··· Recorded information ···

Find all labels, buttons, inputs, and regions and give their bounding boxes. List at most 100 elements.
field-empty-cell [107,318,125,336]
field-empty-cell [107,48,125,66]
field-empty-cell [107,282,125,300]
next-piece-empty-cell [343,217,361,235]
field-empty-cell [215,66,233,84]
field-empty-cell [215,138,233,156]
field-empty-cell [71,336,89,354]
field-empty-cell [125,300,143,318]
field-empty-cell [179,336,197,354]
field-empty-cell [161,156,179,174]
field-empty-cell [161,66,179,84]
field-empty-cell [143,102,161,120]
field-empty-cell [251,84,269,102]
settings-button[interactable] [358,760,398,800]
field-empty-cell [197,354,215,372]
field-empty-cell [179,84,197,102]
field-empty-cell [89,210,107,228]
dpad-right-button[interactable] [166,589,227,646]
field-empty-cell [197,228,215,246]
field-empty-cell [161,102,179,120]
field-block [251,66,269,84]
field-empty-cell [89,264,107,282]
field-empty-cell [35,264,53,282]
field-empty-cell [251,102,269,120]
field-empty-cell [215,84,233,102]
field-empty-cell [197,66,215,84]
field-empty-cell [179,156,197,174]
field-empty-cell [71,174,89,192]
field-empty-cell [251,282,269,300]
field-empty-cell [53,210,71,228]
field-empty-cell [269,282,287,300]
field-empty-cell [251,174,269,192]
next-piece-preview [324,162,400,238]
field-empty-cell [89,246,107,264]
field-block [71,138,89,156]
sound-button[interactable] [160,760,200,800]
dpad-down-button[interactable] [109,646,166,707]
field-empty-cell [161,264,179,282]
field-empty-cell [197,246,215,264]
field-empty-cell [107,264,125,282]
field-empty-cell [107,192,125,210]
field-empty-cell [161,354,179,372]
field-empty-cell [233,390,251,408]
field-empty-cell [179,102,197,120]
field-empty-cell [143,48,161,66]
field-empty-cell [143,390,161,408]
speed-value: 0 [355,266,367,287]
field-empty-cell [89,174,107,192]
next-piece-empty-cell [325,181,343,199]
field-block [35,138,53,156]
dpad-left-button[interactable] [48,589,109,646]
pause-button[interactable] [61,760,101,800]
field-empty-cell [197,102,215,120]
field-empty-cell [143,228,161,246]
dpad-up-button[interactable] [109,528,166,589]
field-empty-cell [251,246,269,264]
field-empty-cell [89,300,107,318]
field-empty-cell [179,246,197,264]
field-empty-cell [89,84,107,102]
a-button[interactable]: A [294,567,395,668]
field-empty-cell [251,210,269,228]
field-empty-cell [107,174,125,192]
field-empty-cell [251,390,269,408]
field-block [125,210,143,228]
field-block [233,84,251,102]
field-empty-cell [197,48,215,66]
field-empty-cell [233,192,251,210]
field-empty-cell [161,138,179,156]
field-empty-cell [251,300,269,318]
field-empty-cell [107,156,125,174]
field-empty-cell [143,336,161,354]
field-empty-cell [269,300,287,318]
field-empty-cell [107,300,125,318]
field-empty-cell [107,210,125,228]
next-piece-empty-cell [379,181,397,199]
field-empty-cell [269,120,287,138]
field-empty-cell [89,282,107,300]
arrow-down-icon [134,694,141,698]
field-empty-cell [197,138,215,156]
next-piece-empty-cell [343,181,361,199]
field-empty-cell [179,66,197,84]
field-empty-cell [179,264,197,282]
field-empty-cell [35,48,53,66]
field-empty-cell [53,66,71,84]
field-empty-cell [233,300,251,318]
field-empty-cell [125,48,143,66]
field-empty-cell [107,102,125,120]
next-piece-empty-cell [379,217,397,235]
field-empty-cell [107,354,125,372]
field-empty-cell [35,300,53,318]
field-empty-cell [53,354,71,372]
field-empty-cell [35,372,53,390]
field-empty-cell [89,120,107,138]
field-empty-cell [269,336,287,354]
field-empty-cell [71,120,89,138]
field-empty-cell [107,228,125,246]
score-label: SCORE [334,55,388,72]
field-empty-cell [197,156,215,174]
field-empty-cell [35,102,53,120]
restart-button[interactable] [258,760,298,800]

···

Your task:
Reproduce every one of the lines above verbatim, in their original order.

In response:
Find all labels, buttons, inputs, and regions and give their bounding boxes. List at most 100 elements.
field-empty-cell [107,318,125,336]
field-empty-cell [107,48,125,66]
field-empty-cell [107,282,125,300]
next-piece-empty-cell [343,217,361,235]
field-empty-cell [215,66,233,84]
field-empty-cell [215,138,233,156]
field-empty-cell [71,336,89,354]
field-empty-cell [125,300,143,318]
field-empty-cell [179,336,197,354]
field-empty-cell [161,156,179,174]
field-empty-cell [161,66,179,84]
field-empty-cell [143,102,161,120]
field-empty-cell [251,84,269,102]
settings-button[interactable] [358,760,398,800]
field-empty-cell [197,354,215,372]
field-empty-cell [179,84,197,102]
field-empty-cell [89,210,107,228]
dpad-right-button[interactable] [166,589,227,646]
field-empty-cell [197,228,215,246]
field-empty-cell [161,102,179,120]
field-block [251,66,269,84]
field-empty-cell [89,264,107,282]
field-empty-cell [35,264,53,282]
field-empty-cell [251,102,269,120]
field-empty-cell [215,84,233,102]
field-empty-cell [197,66,215,84]
field-empty-cell [179,156,197,174]
field-empty-cell [71,174,89,192]
field-empty-cell [251,282,269,300]
field-empty-cell [53,210,71,228]
field-empty-cell [269,282,287,300]
field-empty-cell [251,174,269,192]
next-piece-preview [324,162,400,238]
field-empty-cell [89,246,107,264]
field-block [71,138,89,156]
sound-button[interactable] [160,760,200,800]
dpad-down-button[interactable] [109,646,166,707]
field-empty-cell [161,264,179,282]
field-empty-cell [197,246,215,264]
field-empty-cell [107,264,125,282]
field-empty-cell [107,192,125,210]
field-empty-cell [161,354,179,372]
field-empty-cell [233,390,251,408]
field-empty-cell [179,102,197,120]
field-empty-cell [143,48,161,66]
field-empty-cell [143,390,161,408]
speed-value: 0 [355,266,367,287]
field-empty-cell [89,174,107,192]
next-piece-empty-cell [325,181,343,199]
field-block [35,138,53,156]
dpad-left-button[interactable] [48,589,109,646]
pause-button[interactable] [61,760,101,800]
field-empty-cell [197,102,215,120]
field-empty-cell [143,228,161,246]
dpad-up-button[interactable] [109,528,166,589]
field-empty-cell [251,246,269,264]
field-empty-cell [89,300,107,318]
field-empty-cell [179,246,197,264]
field-empty-cell [89,84,107,102]
a-button[interactable]: A [294,567,395,668]
field-empty-cell [251,210,269,228]
field-empty-cell [107,174,125,192]
field-empty-cell [251,390,269,408]
field-block [125,210,143,228]
field-block [233,84,251,102]
field-empty-cell [197,48,215,66]
field-empty-cell [233,192,251,210]
field-empty-cell [161,138,179,156]
field-empty-cell [251,300,269,318]
field-empty-cell [107,156,125,174]
field-empty-cell [143,336,161,354]
field-empty-cell [269,300,287,318]
field-empty-cell [107,300,125,318]
field-empty-cell [107,210,125,228]
next-piece-empty-cell [379,181,397,199]
field-empty-cell [269,120,287,138]
field-empty-cell [89,282,107,300]
arrow-down-icon [134,694,141,698]
field-empty-cell [197,138,215,156]
next-piece-empty-cell [343,181,361,199]
field-empty-cell [179,66,197,84]
field-empty-cell [179,264,197,282]
field-empty-cell [35,48,53,66]
field-empty-cell [53,66,71,84]
field-empty-cell [233,300,251,318]
field-empty-cell [125,48,143,66]
field-empty-cell [107,102,125,120]
next-piece-empty-cell [379,217,397,235]
field-empty-cell [107,354,125,372]
field-empty-cell [35,300,53,318]
field-empty-cell [53,354,71,372]
field-empty-cell [35,372,53,390]
field-empty-cell [89,120,107,138]
field-empty-cell [269,336,287,354]
field-empty-cell [71,120,89,138]
field-empty-cell [107,228,125,246]
score-label: SCORE [334,55,388,72]
field-empty-cell [197,156,215,174]
field-empty-cell [35,102,53,120]
restart-button[interactable] [258,760,298,800]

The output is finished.